## WHAT TO WORK ON
Rewrite the subscription agreement from "Invoices are due" to "reasonable attorney’s fee.", putting "late fee" in place of "carrying charge".

## ARTICLE
This Software as a Service Subscription Agreement (“Contract”) is made between Altabos, an Ohio Limited Liability Companies (“Altabos”) and SUBSCRIBER (“Subscriber”) and our Subscribers (“Subscriber”). This Agreement is initiated on the Effective Date (“Effective Date”) based on the first annual invoice is provided by Altabos.
Grant of License to Access and Use Service. Altabos hereby grants to Subscriber, including to all Subscriber’s Authorized Users, a non-exclusive, non-sublicensable, non-assignable, royalty-free, and worldwide license to access and use the Web Hosting Service (the “Service”) solely for Subscriber’s internal business operations according to Altabos’ terms and policies. Subscribers shall read this Contract carefully before using the Services. By paying the associated invoices for this subscription, subscribers accept and agree to be bound and abide by this Contract. If subscribers do not agree to this Contract, subscribers must not access or use any Service.
Altabos invoices for the Services on annual basis.
Invoices are due 15 days after receipt. Altabos includes a carrying charge currently at the rate of 1.5% per month on the outstanding balance of any invoices that are not paid within 30 days of the date of invoice. If invoices are not timely paid and such delinquency continues and satisfactory arrangements for payment are not made, Altabos will terminate this Agreement, cease providing the Services and may pursue collection against the Subscriber. In that event, the Subscriber agrees to pay the costs incurred in attempting to collect the balance, including court costs, filing fees, and a reasonable attorney’s fee.
Either party may terminate this Agreement prior to the end of the Term where the other party has materially breached the terms of this Agreement and such breach, if subject to cure, is not cured within thirty (30) days of receipt of notice of breach provided to the breaching party by the non-breaching party.
Furthermore, Altabos may terminate this Agreement prior to the end of the Term if the Subscriber fails to pay the fees in accordance with the terms of this Agreement. In the event that this Agreement is terminated by Altabos prior to the end of the Term for breach or non-payment of fees by the Subscriber, the Subscriber remains obligated to pay the fees for the Services rendered up to and through the date of termination, as well as all fees that otherwise would have been due and payable had the effectiveness of the Agreement extended to the scheduled conclusion of the Term.
In the event of termination, the terminating party is required to send written notice of termination to the other party setting forth the grounds for termination and the effective date of termination. In the event that Altabos terminates this Agreement, Altabos will take such steps as are reasonably practicable to protect the interests of the Subscriber and to permit a transition of the Services to another provider or personnel of the Subscriber. If the Subscriber terminates this contract any work provided to transition Services from Altabos to another provider will be billed hourly at a $175/hr. rate.

## ENTRIES PROVIDED
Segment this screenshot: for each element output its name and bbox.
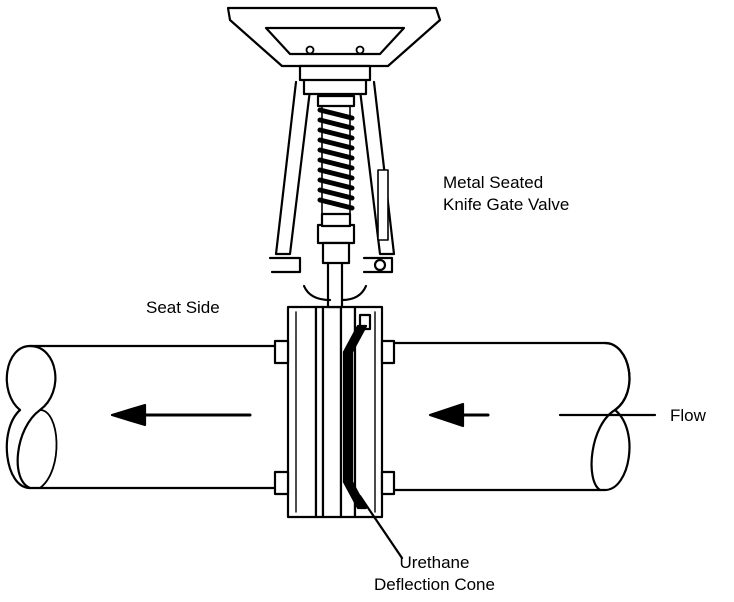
valve-type-line-2: Knife Gate Valve: [443, 195, 570, 214]
threaded-stem: [316, 94, 356, 215]
outlet-arrow-icon: [110, 403, 147, 427]
yoke: [274, 76, 396, 256]
valve-type-label: Metal Seated Knife Gate Valve: [443, 172, 569, 216]
stem-assembly: [268, 212, 394, 309]
flow-label: Flow: [670, 406, 706, 425]
deflection-cone: [342, 324, 404, 560]
bolt-head: [380, 470, 396, 496]
cone-label-line-2: Deflection Cone: [374, 575, 495, 594]
bolt-head: [273, 470, 290, 496]
handwheel: [226, 6, 442, 82]
valve-body: [273, 305, 396, 519]
inlet-arrow-icon: [428, 402, 465, 428]
right-pipe: [391, 341, 631, 492]
valve-type-line-1: Metal Seated: [443, 173, 544, 192]
seat-side-label: Seat Side: [146, 298, 220, 317]
flow-arrows: [110, 402, 657, 428]
bolt-head: [380, 339, 396, 365]
cone-leader-line: [358, 494, 404, 560]
bolt-head: [273, 339, 290, 365]
cone-label: Urethane Deflection Cone: [374, 552, 495, 596]
cone-label-line-1: Urethane: [399, 553, 470, 572]
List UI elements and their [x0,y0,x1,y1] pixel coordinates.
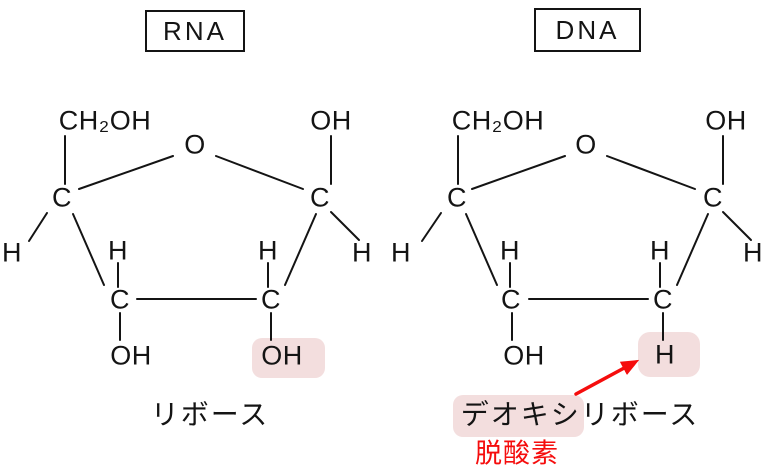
dna-deoxy-highlight [453,395,584,437]
red-annotation-arrow [574,359,640,396]
dna-atom-ch2oh: CH₂OH [451,105,545,136]
rna-title: RNA [163,15,227,46]
rna-atom-oh-bottom-left: OH [110,340,152,371]
dna-title: DNA [555,14,620,45]
dna-atom-c-top-left: C [447,182,467,213]
rna-title-box: RNA [145,10,245,52]
dna-atom-h-outer-right: H [743,237,763,268]
rna-atom-ch2oh: CH₂OH [58,105,152,136]
rna-bonds [28,135,360,341]
dna-atom-ring-o: O [575,129,597,160]
rna-atom-c-bottom-left: C [110,284,130,315]
dna-h-highlight [638,332,700,377]
rna-atom-c-top-left: C [52,182,72,213]
dna-atom-h-inner-right: H [650,235,670,266]
dna-atom-c-bottom-right: C [653,284,673,315]
dna-atom-oh-top-right: OH [705,105,747,136]
rna-oh-highlight [252,338,325,378]
dna-atom-oh-bottom-left: OH [503,340,545,371]
dna-title-box: DNA [534,8,641,52]
dna-atom-h-inner-left: H [500,235,520,266]
dna-atom-h-outer-left: H [391,237,411,268]
rna-molecule-name: リボース [150,399,270,430]
rna-atom-h-outer-left: H [2,237,22,268]
dna-atom-c-bottom-left: C [501,284,521,315]
rna-atom-h-outer-right: H [352,237,372,268]
dna-deoxygenation-note: 脱酸素 [475,438,559,469]
rna-atom-h-inner-left: H [108,235,128,266]
dna-atom-c-top-right: C [703,182,723,213]
dna-bonds [421,135,752,341]
rna-atom-c-bottom-right: C [261,284,281,315]
rna-atom-c-top-right: C [310,182,330,213]
dna-atom-h-bottom-right: H [655,339,675,370]
rna-atom-ring-o: O [184,129,206,160]
dna-molecule-name: デオキシリボース [460,399,700,430]
rna-atom-oh-bottom-right: OH [261,340,303,371]
rna-atom-oh-top-right: OH [310,105,352,136]
rna-atom-h-inner-right: H [258,235,278,266]
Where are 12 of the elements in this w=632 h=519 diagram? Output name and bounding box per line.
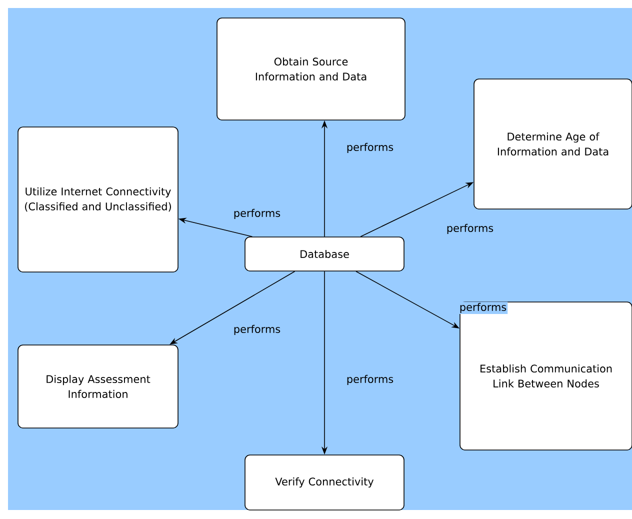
process-box: Display Assessment Information: [18, 344, 178, 428]
edge-label: performs: [232, 324, 282, 336]
edge-label: performs: [232, 208, 282, 220]
edge-label: performs: [458, 302, 508, 314]
edge-label: performs: [345, 374, 395, 386]
process-box: Verify Connectivity: [244, 454, 404, 510]
process-box: Obtain Source Information and Data: [216, 18, 406, 120]
edge-label: performs: [345, 142, 395, 154]
process-box: Utilize Internet Connectivity (Classified and Unclassified): [18, 126, 178, 272]
edge-label: performs: [445, 222, 495, 236]
database-box: Database: [244, 236, 404, 272]
process-box: Determine Age of Information and Data: [474, 78, 632, 210]
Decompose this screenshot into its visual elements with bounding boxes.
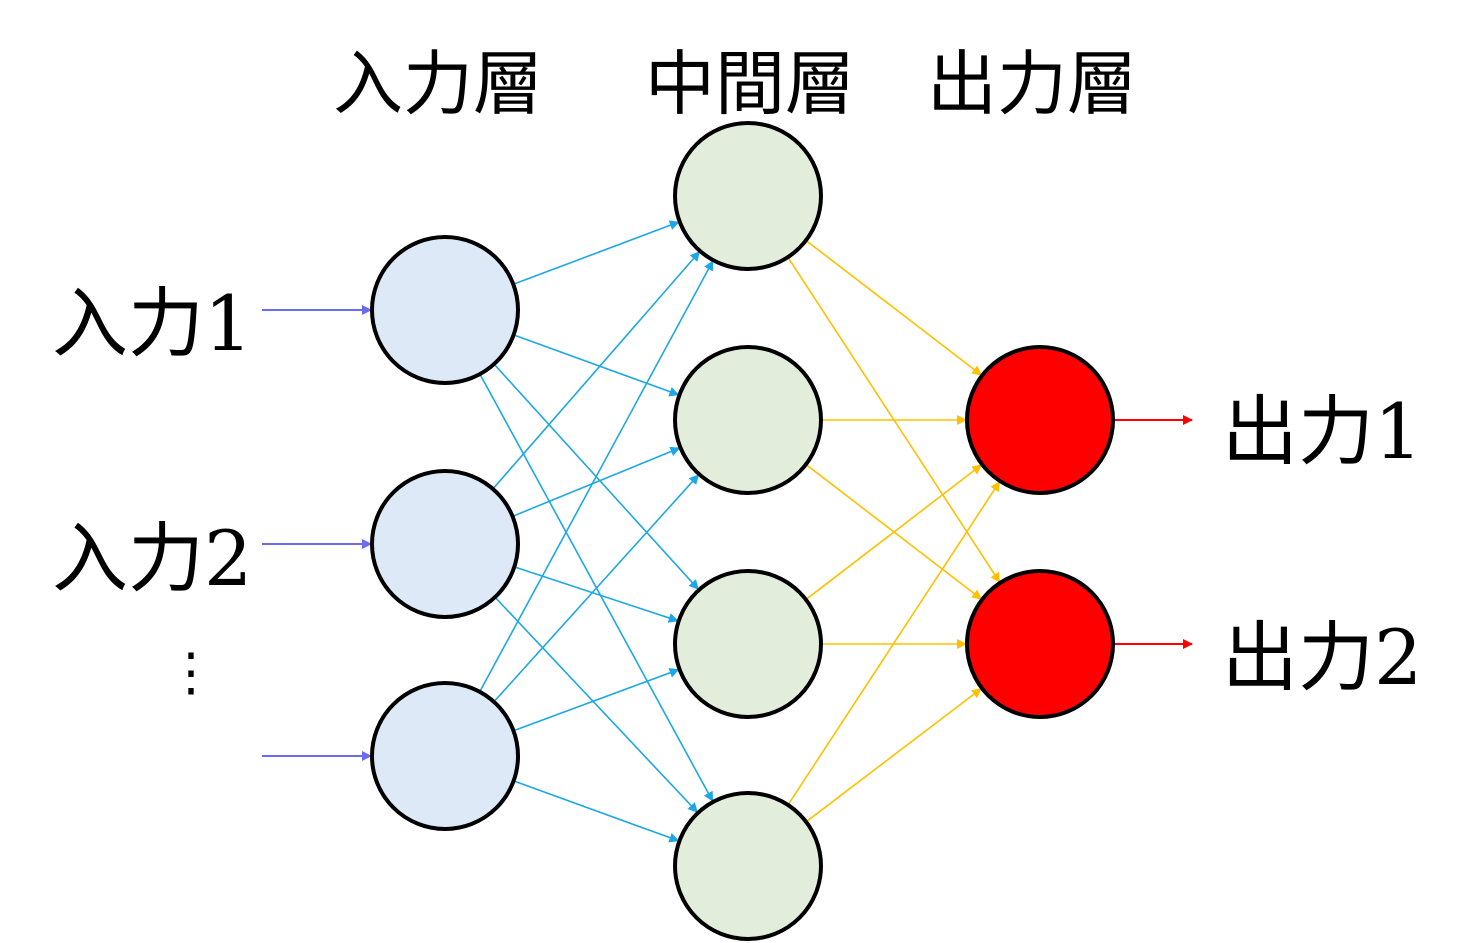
output-layer-title: 出力層 (927, 43, 1137, 125)
edge-hidden4-output1 (787, 481, 1001, 806)
input-node-2 (370, 469, 520, 619)
edge-input3-hidden1 (479, 260, 714, 693)
hidden-node-2 (673, 345, 823, 495)
hidden-layer-title: 中間層 (645, 43, 855, 125)
edge-input1-hidden1 (513, 220, 680, 286)
input-node-1 (370, 235, 520, 385)
hidden-node-1 (673, 121, 823, 271)
output-node-2 (965, 569, 1115, 719)
edge-input3-hidden2 (493, 474, 700, 703)
network-nodes (370, 121, 1115, 941)
hidden-node-4 (673, 791, 823, 941)
input-node-3 (370, 681, 520, 831)
external-arrows (262, 305, 1193, 761)
input-label-1: 入力1 (52, 279, 252, 368)
input-ellipsis: ⋮ (165, 643, 217, 703)
hidden-node-3 (673, 569, 823, 719)
hidden-to-output-connections (787, 239, 1001, 823)
edge-input2-hidden1 (492, 251, 701, 490)
output-label-2: 出力2 (1222, 613, 1422, 702)
edge-input1-hidden2 (513, 334, 680, 397)
output-node-1 (965, 345, 1115, 495)
edge-input3-hidden3 (513, 668, 680, 732)
edge-input3-hidden4 (513, 780, 680, 843)
input-layer-title: 入力層 (333, 43, 543, 125)
edge-hidden3-output1 (805, 464, 983, 601)
edge-input2-hidden4 (494, 596, 698, 813)
edge-input2-hidden2 (512, 446, 681, 518)
input-label-2: 入力2 (52, 514, 252, 603)
edge-hidden4-output2 (805, 688, 982, 823)
edge-hidden1-output1 (805, 239, 983, 376)
edge-input2-hidden3 (514, 566, 679, 623)
output-label-1: 出力1 (1222, 387, 1422, 476)
input-to-hidden-connections (479, 220, 714, 843)
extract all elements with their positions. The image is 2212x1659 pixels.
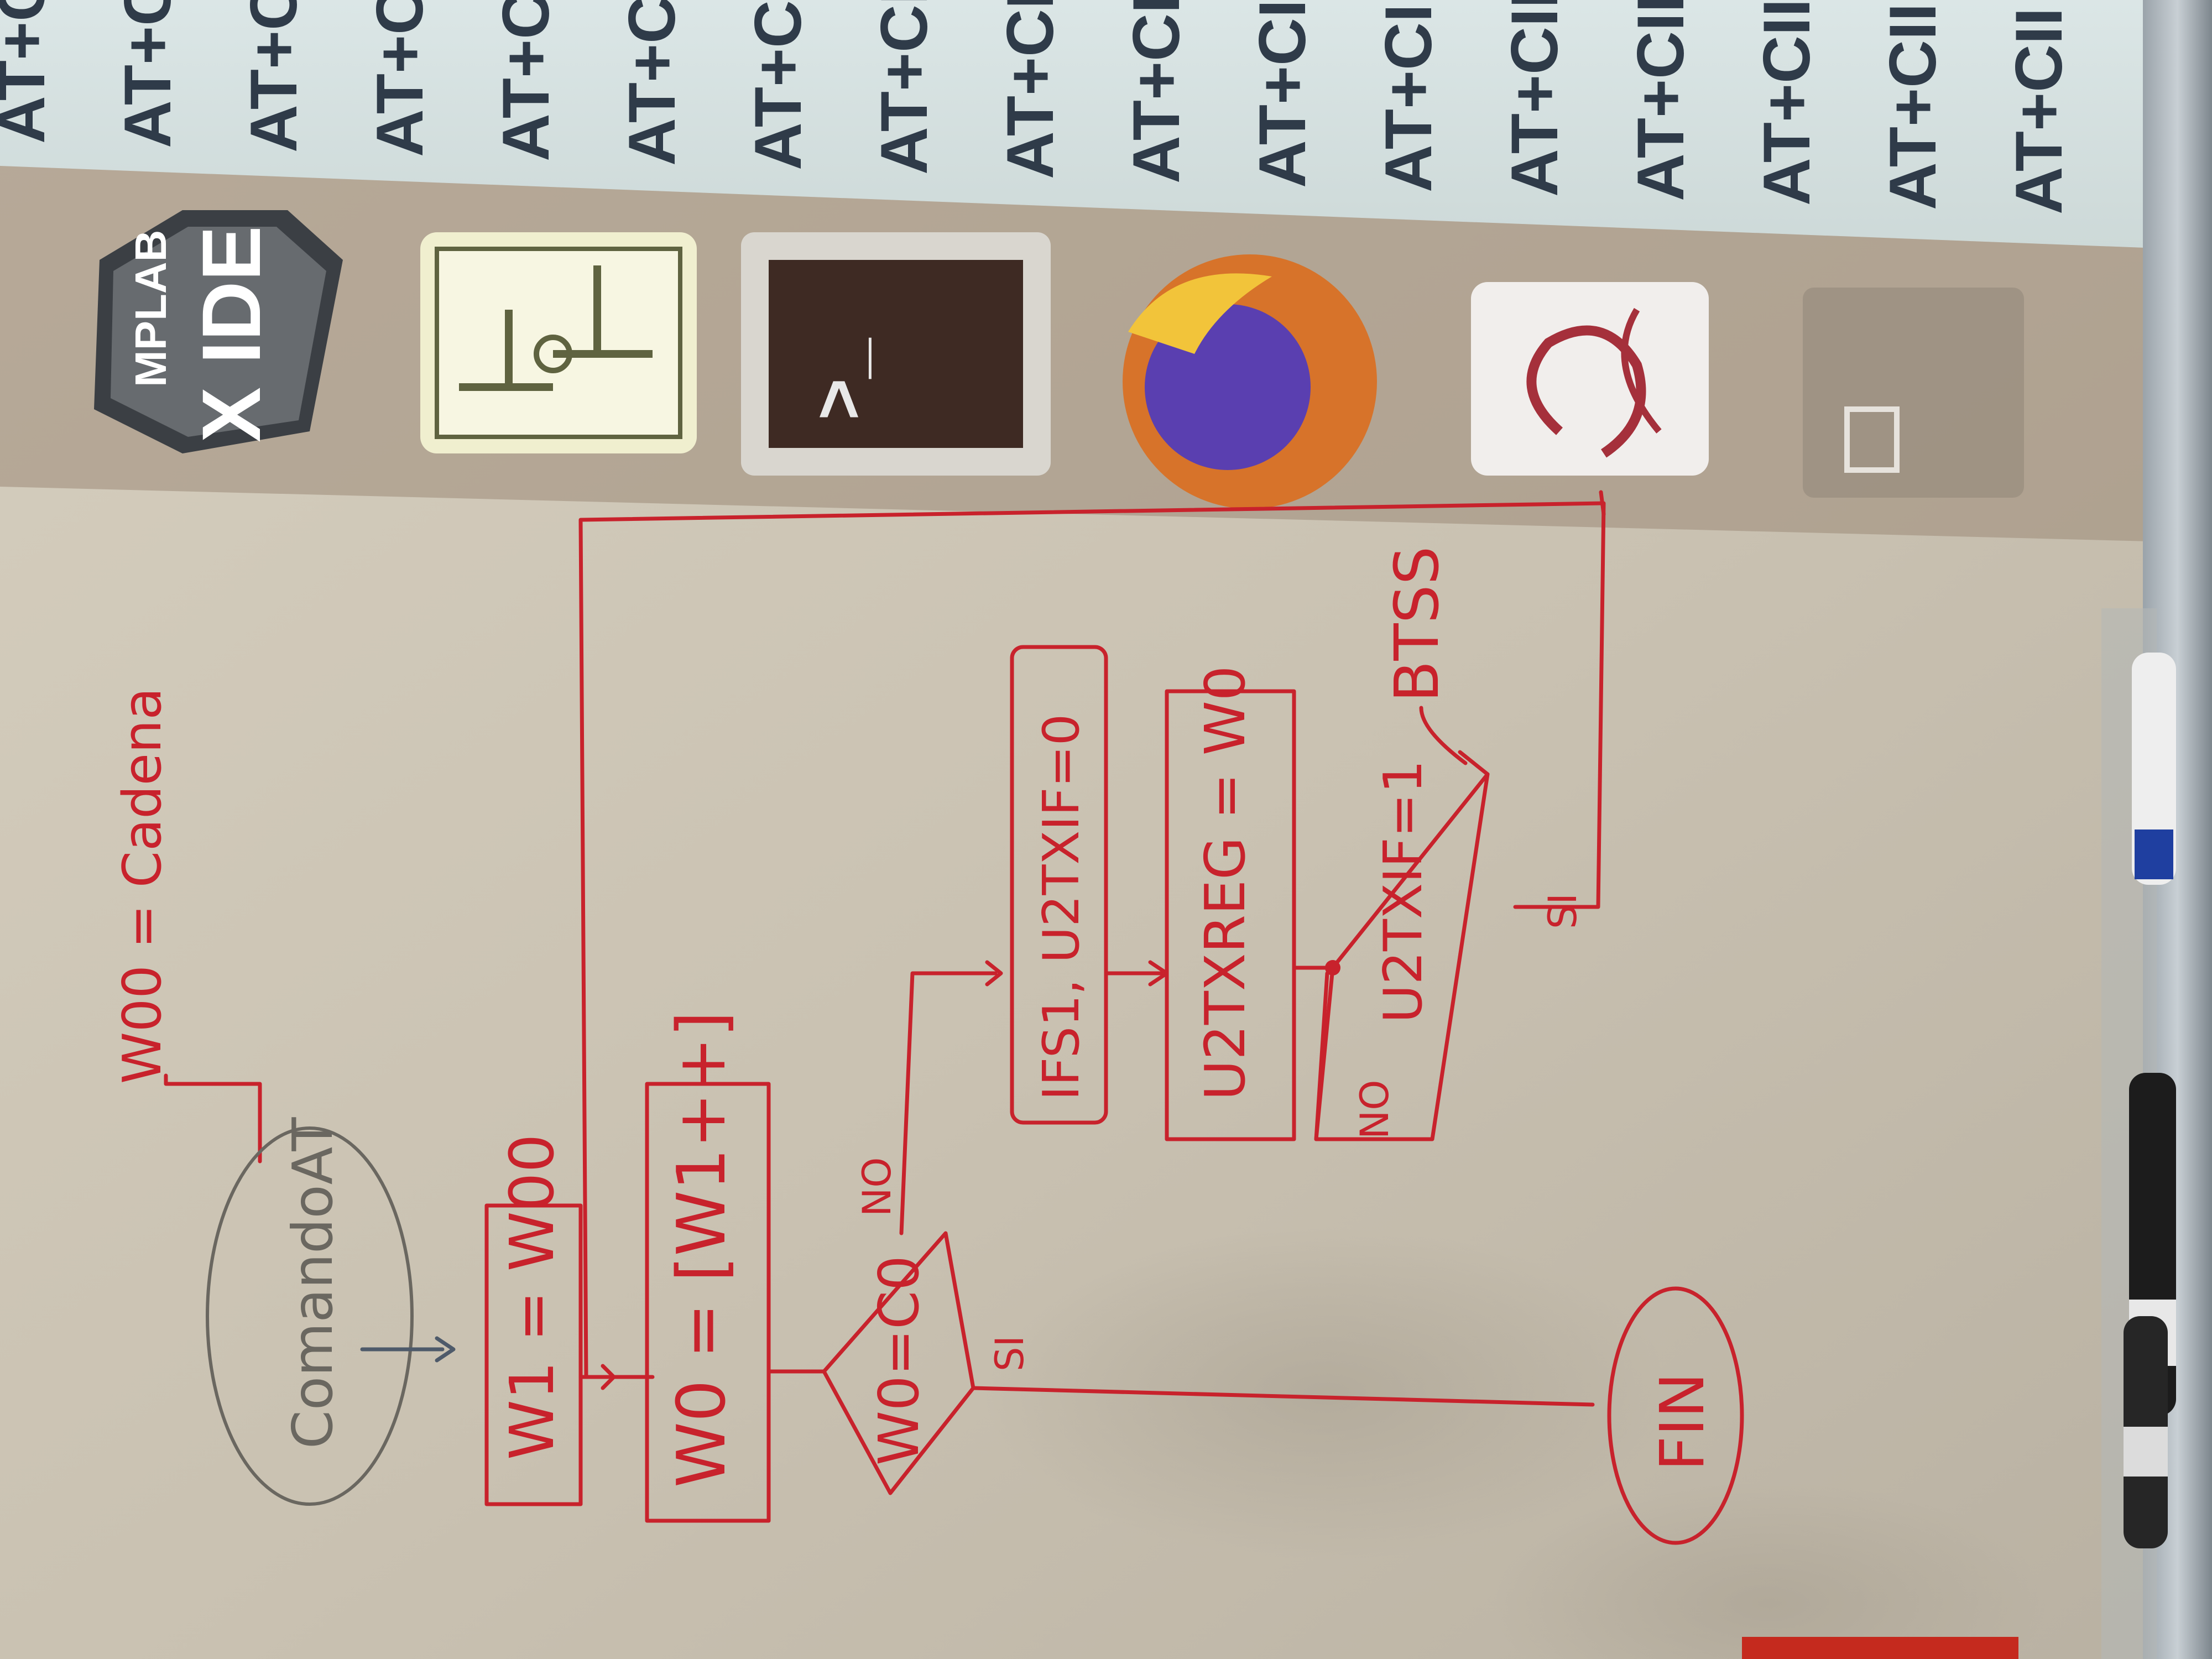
branch-no-2 bbox=[1314, 971, 1329, 1141]
decision-w0-c0-label: W0=C0 bbox=[867, 1255, 931, 1465]
process-u2txreg-label: U2TXREG = W0 bbox=[1193, 666, 1258, 1100]
xide-label: X IDE bbox=[185, 226, 278, 442]
red-object bbox=[1742, 1637, 2018, 1659]
process-w1-w00-label: W1 = W00 bbox=[497, 1134, 567, 1460]
terminal-line: AT+CII bbox=[1498, 0, 1572, 197]
desktop-icon bbox=[1803, 288, 2024, 498]
branch-no-1 bbox=[899, 971, 998, 1235]
process-w1-w00 bbox=[484, 1203, 583, 1506]
process-w0-w1pp-label: W0 = [W1++] bbox=[664, 1011, 740, 1488]
start-node-label: ComandoAT bbox=[280, 1117, 345, 1449]
decision-2-yes-label: SI bbox=[1540, 893, 1585, 929]
terminal-icon: >_ bbox=[741, 232, 1051, 476]
mplab-x-ide-icon: MPLAB X IDE bbox=[94, 210, 343, 453]
annotation-connector bbox=[164, 1073, 262, 1164]
terminal-line: AT+CII bbox=[1624, 0, 1698, 201]
branch-si-1 bbox=[971, 1386, 1595, 1407]
terminal-line: AT+C bbox=[0, 0, 59, 144]
terminal-line: AT+CII bbox=[1876, 3, 1950, 210]
end-node-label: FIN bbox=[1647, 1373, 1718, 1471]
process-u2txreg bbox=[1165, 689, 1296, 1141]
terminal-line: AT+CI bbox=[1245, 0, 1319, 188]
process-ifs1 bbox=[1010, 645, 1108, 1125]
hand-shadow bbox=[984, 1228, 1670, 1559]
terminal-line: AT+CII bbox=[1750, 0, 1824, 206]
terminal-line: AT+C bbox=[111, 0, 185, 148]
firefox-icon bbox=[1123, 254, 1377, 509]
start-node bbox=[206, 1126, 414, 1506]
terminal-line: AT+C bbox=[363, 0, 437, 157]
terminal-line: AT+CI bbox=[1371, 4, 1446, 192]
decision-1-yes-label: SI bbox=[987, 1335, 1032, 1371]
terminal-line: AT+CI bbox=[993, 0, 1067, 179]
decision-2-no-label: NO bbox=[1352, 1080, 1397, 1139]
annotation-cadena: W00 = Cadena bbox=[112, 687, 173, 1084]
terminal-line: AT+C bbox=[237, 0, 311, 153]
terminal-line: AT+C bbox=[489, 0, 563, 161]
marker-blue bbox=[2132, 653, 2176, 885]
terminal-prompt: >_ bbox=[797, 337, 878, 420]
mplab-label: MPLAB bbox=[126, 230, 175, 387]
circuit-editor-icon bbox=[420, 232, 697, 453]
document-viewer-icon bbox=[1471, 282, 1709, 476]
process-w0-w1pp bbox=[645, 1082, 771, 1523]
projected-dock: MPLAB X IDE >_ bbox=[0, 166, 2173, 542]
terminal-line: AT+CI bbox=[741, 0, 815, 170]
terminal-line: AT+CI bbox=[867, 0, 941, 175]
flowchart: W00 = Cadena ComandoAT W1 = W00 W0 = [W1… bbox=[112, 490, 1744, 1545]
btss-connector bbox=[1419, 706, 1468, 765]
marker-black-2 bbox=[2124, 1316, 2168, 1548]
process-ifs1-label: IFS1, U2TXIF=0 bbox=[1032, 714, 1091, 1100]
decision-u2txif-label: U2TXIF=1 bbox=[1373, 760, 1434, 1023]
end-node bbox=[1607, 1286, 1744, 1545]
hand-shadow bbox=[1493, 1482, 2046, 1659]
terminal-line: AT+C bbox=[615, 0, 689, 166]
terminal-line: AT+CII bbox=[2002, 8, 2076, 215]
decision-1-no-label: NO bbox=[854, 1157, 900, 1217]
terminal-line: AT+CI bbox=[1119, 0, 1193, 184]
btss-label: BTSS bbox=[1381, 546, 1452, 702]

## SOLUTION FOR THIS EXERCISE
Invoices are due 15 days after receipt. Altabos includes a late fee currently at the rate of 1.5% per month on the outstanding balance of any invoices that are not paid within 30 days of the date of invoice. If invoices are not timely paid and such delinquency continues and satisfactory arrangements for payment are not made, Altabos will terminate this Agreement, cease providing the Services and may pursue collection against the Subscriber. In that event, the Subscriber agrees to pay the costs incurred in attempting to collect the balance, including court costs, filing fees, and a reasonable attorney’s fee.